Objective → Please reproduce every one of the rows below word for word.
╭─ Entries shown
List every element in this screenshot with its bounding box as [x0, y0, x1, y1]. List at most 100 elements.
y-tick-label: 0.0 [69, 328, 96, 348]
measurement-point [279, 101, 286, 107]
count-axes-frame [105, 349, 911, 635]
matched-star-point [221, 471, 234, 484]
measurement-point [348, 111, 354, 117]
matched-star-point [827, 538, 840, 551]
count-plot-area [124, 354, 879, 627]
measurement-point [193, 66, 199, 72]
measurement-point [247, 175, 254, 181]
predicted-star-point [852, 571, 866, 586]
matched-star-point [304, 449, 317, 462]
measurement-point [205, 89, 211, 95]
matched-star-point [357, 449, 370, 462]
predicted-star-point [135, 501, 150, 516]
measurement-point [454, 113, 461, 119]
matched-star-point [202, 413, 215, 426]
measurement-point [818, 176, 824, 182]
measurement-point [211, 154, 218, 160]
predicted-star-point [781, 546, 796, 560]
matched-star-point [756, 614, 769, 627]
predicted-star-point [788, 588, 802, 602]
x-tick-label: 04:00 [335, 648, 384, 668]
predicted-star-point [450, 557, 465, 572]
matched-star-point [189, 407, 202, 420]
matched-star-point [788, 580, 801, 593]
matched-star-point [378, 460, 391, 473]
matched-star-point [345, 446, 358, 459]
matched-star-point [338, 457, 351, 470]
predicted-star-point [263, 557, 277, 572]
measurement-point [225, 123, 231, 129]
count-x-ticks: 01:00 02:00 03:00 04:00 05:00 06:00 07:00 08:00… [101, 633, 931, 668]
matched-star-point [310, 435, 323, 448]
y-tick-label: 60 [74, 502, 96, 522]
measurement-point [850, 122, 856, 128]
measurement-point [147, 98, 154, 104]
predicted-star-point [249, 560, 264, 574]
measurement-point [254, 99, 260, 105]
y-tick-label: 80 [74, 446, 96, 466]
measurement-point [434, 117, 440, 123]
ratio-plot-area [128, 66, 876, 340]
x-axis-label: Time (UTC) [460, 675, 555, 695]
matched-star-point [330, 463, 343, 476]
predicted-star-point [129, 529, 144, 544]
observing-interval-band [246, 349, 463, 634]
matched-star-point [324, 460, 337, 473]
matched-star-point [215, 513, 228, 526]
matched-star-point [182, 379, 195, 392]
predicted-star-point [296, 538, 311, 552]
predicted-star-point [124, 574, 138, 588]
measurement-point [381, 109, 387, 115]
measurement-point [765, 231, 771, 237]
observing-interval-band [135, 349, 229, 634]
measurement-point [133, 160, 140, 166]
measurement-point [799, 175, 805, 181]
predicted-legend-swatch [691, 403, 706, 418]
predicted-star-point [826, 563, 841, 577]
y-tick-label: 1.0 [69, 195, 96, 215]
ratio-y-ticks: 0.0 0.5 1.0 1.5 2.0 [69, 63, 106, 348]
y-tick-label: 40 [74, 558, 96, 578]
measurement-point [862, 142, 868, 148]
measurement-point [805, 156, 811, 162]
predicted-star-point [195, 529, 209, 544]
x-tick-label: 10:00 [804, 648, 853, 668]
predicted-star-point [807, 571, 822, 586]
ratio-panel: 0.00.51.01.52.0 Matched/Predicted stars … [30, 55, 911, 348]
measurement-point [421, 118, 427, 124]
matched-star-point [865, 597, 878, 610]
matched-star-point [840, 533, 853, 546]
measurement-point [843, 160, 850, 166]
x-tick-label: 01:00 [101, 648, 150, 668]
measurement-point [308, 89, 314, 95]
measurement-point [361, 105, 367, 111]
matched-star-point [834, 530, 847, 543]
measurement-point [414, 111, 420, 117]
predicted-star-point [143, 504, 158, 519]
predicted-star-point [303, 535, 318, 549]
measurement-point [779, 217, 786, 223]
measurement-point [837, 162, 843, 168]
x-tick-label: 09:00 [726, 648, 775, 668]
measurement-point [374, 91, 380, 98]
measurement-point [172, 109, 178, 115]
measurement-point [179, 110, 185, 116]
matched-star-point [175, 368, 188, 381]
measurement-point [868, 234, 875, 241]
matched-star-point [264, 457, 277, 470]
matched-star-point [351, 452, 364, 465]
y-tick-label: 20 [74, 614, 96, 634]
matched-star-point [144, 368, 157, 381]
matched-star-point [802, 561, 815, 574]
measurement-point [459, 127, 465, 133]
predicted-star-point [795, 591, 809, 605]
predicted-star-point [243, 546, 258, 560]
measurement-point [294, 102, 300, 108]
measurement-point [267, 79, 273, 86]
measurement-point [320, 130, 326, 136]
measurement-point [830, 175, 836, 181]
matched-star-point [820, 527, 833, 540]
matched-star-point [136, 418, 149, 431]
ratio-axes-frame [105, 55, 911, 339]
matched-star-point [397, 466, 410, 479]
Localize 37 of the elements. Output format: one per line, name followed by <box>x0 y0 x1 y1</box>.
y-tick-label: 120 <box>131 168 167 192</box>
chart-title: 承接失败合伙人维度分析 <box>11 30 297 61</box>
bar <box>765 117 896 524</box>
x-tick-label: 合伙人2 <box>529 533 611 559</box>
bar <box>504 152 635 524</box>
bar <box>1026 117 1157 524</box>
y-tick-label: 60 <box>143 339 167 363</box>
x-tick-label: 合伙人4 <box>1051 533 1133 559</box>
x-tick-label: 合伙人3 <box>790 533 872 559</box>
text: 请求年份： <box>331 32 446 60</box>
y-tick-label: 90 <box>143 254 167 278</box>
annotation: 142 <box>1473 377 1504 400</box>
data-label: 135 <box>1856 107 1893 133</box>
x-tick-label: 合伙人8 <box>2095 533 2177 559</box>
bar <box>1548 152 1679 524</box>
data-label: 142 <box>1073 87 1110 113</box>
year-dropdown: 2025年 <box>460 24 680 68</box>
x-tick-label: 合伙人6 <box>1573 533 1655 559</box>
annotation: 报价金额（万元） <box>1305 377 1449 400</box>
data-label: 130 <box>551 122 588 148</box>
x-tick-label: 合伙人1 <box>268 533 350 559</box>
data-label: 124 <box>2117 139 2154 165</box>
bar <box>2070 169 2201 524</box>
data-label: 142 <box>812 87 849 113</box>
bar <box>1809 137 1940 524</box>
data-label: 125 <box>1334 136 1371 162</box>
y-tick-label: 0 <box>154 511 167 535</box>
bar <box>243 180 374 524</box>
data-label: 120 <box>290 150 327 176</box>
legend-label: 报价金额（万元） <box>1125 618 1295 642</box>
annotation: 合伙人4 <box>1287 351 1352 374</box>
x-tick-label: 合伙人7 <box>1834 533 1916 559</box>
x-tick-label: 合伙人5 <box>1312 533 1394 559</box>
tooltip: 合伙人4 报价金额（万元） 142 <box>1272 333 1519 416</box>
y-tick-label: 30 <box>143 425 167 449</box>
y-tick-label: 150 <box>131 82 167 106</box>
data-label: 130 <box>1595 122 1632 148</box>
╰─
Solution to this task →
List every element in this screenshot with its bounding box as [x0, y0, x1, y1]. List at most 100 elements.
y-tick-label: 0.0 [69, 328, 96, 348]
measurement-point [279, 101, 286, 107]
count-axes-frame [105, 349, 911, 635]
matched-star-point [221, 471, 234, 484]
measurement-point [348, 111, 354, 117]
matched-star-point [827, 538, 840, 551]
count-plot-area [124, 354, 879, 627]
measurement-point [193, 66, 199, 72]
measurement-point [247, 175, 254, 181]
predicted-star-point [852, 571, 866, 586]
matched-star-point [304, 449, 317, 462]
measurement-point [205, 89, 211, 95]
matched-star-point [357, 449, 370, 462]
predicted-star-point [135, 501, 150, 516]
measurement-point [454, 113, 461, 119]
matched-star-point [202, 413, 215, 426]
measurement-point [818, 176, 824, 182]
measurement-point [211, 154, 218, 160]
predicted-star-point [781, 546, 796, 560]
matched-star-point [756, 614, 769, 627]
predicted-star-point [788, 588, 802, 602]
x-tick-label: 04:00 [335, 648, 384, 668]
predicted-star-point [450, 557, 465, 572]
matched-star-point [189, 407, 202, 420]
matched-star-point [788, 580, 801, 593]
matched-star-point [378, 460, 391, 473]
matched-star-point [345, 446, 358, 459]
matched-star-point [338, 457, 351, 470]
predicted-star-point [263, 557, 277, 572]
measurement-point [225, 123, 231, 129]
count-x-ticks: 01:00 02:00 03:00 04:00 05:00 06:00 07:00 08:00… [101, 633, 931, 668]
matched-star-point [310, 435, 323, 448]
y-tick-label: 60 [74, 502, 96, 522]
measurement-point [850, 122, 856, 128]
measurement-point [147, 98, 154, 104]
predicted-star-point [249, 560, 264, 574]
measurement-point [254, 99, 260, 105]
y-tick-label: 80 [74, 446, 96, 466]
measurement-point [434, 117, 440, 123]
ratio-plot-area [128, 66, 876, 340]
x-axis-label: Time (UTC) [460, 675, 555, 695]
matched-star-point [330, 463, 343, 476]
predicted-star-point [129, 529, 144, 544]
observing-interval-band [246, 349, 463, 634]
matched-star-point [324, 460, 337, 473]
matched-star-point [215, 513, 228, 526]
matched-star-point [182, 379, 195, 392]
predicted-star-point [296, 538, 311, 552]
predicted-star-point [124, 574, 138, 588]
measurement-point [381, 109, 387, 115]
measurement-point [765, 231, 771, 237]
observing-interval-band [135, 349, 229, 634]
measurement-point [133, 160, 140, 166]
measurement-point [799, 175, 805, 181]
predicted-legend-swatch [691, 403, 706, 418]
predicted-star-point [826, 563, 841, 577]
y-tick-label: 1.0 [69, 195, 96, 215]
ratio-y-ticks: 0.0 0.5 1.0 1.5 2.0 [69, 63, 106, 348]
y-tick-label: 40 [74, 558, 96, 578]
measurement-point [862, 142, 868, 148]
measurement-point [805, 156, 811, 162]
predicted-star-point [195, 529, 209, 544]
x-tick-label: 10:00 [804, 648, 853, 668]
predicted-star-point [807, 571, 822, 586]
ratio-panel: 0.00.51.01.52.0 Matched/Predicted stars … [30, 55, 911, 348]
measurement-point [421, 118, 427, 124]
matched-star-point [865, 597, 878, 610]
matched-star-point [840, 533, 853, 546]
measurement-point [843, 160, 850, 166]
x-tick-label: 01:00 [101, 648, 150, 668]
measurement-point [308, 89, 314, 95]
measurement-point [361, 105, 367, 111]
matched-star-point [834, 530, 847, 543]
measurement-point [414, 111, 420, 117]
predicted-star-point [143, 504, 158, 519]
predicted-star-point [303, 535, 318, 549]
measurement-point [779, 217, 786, 223]
measurement-point [837, 162, 843, 168]
x-tick-label: 09:00 [726, 648, 775, 668]
measurement-point [374, 91, 380, 98]
measurement-point [172, 109, 178, 115]
measurement-point [179, 110, 185, 116]
matched-star-point [175, 368, 188, 381]
measurement-point [868, 234, 875, 241]
matched-star-point [264, 457, 277, 470]
matched-star-point [351, 452, 364, 465]
y-tick-label: 20 [74, 614, 96, 634]
matched-star-point [144, 368, 157, 381]
matched-star-point [802, 561, 815, 574]
measurement-point [459, 127, 465, 133]
predicted-star-point [795, 591, 809, 605]
predicted-star-point [243, 546, 258, 560]
measurement-point [294, 102, 300, 108]
measurement-point [267, 79, 273, 86]
measurement-point [320, 130, 326, 136]
measurement-point [830, 175, 836, 181]
matched-star-point [820, 527, 833, 540]
matched-star-point [136, 418, 149, 431]
ratio-axes-frame [105, 55, 911, 339]
matched-star-point [397, 466, 410, 479]
Localize 37 of the elements. Output format: one per line, name followed by <box>x0 y0 x1 y1</box>.
y-tick-label: 120 <box>131 168 167 192</box>
chart-title: 承接失败合伙人维度分析 <box>11 30 297 61</box>
bar <box>765 117 896 524</box>
x-tick-label: 合伙人2 <box>529 533 611 559</box>
bar <box>504 152 635 524</box>
bar <box>1026 117 1157 524</box>
y-tick-label: 60 <box>143 339 167 363</box>
x-tick-label: 合伙人4 <box>1051 533 1133 559</box>
x-tick-label: 合伙人3 <box>790 533 872 559</box>
text: 请求年份： <box>331 32 446 60</box>
y-tick-label: 90 <box>143 254 167 278</box>
annotation: 142 <box>1473 377 1504 400</box>
data-label: 135 <box>1856 107 1893 133</box>
x-tick-label: 合伙人8 <box>2095 533 2177 559</box>
bar <box>1548 152 1679 524</box>
data-label: 142 <box>1073 87 1110 113</box>
year-dropdown: 2025年 <box>460 24 680 68</box>
x-tick-label: 合伙人6 <box>1573 533 1655 559</box>
annotation: 报价金额（万元） <box>1305 377 1449 400</box>
data-label: 130 <box>551 122 588 148</box>
x-tick-label: 合伙人1 <box>268 533 350 559</box>
data-label: 124 <box>2117 139 2154 165</box>
bar <box>2070 169 2201 524</box>
data-label: 142 <box>812 87 849 113</box>
bar <box>1809 137 1940 524</box>
data-label: 125 <box>1334 136 1371 162</box>
y-tick-label: 0 <box>154 511 167 535</box>
bar <box>243 180 374 524</box>
data-label: 120 <box>290 150 327 176</box>
legend-label: 报价金额（万元） <box>1125 618 1295 642</box>
annotation: 合伙人4 <box>1287 351 1352 374</box>
x-tick-label: 合伙人7 <box>1834 533 1916 559</box>
x-tick-label: 合伙人5 <box>1312 533 1394 559</box>
tooltip: 合伙人4 报价金额（万元） 142 <box>1272 333 1519 416</box>
y-tick-label: 30 <box>143 425 167 449</box>
y-tick-label: 150 <box>131 82 167 106</box>
data-label: 130 <box>1595 122 1632 148</box>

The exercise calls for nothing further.